**Task data**:
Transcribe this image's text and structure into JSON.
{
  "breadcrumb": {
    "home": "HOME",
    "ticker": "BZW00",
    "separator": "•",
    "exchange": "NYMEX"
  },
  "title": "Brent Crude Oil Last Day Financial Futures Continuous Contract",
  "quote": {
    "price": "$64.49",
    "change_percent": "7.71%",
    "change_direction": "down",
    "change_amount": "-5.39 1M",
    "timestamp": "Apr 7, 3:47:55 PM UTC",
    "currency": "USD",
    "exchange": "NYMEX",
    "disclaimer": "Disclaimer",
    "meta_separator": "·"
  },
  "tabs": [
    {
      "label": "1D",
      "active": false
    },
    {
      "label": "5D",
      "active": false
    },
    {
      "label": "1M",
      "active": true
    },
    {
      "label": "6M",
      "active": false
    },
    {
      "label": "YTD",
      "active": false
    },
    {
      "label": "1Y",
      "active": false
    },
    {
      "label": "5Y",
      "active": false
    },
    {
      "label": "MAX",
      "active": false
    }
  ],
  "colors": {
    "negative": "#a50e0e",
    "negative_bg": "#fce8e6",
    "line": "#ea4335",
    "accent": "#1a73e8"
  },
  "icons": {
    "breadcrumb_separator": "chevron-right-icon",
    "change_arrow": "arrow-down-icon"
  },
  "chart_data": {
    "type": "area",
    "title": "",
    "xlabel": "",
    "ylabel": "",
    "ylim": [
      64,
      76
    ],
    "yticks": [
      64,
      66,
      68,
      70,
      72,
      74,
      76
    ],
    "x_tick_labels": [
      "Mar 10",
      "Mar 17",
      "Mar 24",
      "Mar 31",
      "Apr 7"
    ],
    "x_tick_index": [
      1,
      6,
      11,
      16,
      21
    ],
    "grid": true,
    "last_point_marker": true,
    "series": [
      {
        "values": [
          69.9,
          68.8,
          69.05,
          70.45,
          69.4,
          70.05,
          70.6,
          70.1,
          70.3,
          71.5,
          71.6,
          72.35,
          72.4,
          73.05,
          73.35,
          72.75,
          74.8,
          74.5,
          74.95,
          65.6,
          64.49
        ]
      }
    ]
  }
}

**Exercise goal**:
Write only the number of lines in the records that include the word "title".

**Answer to this problem**:
2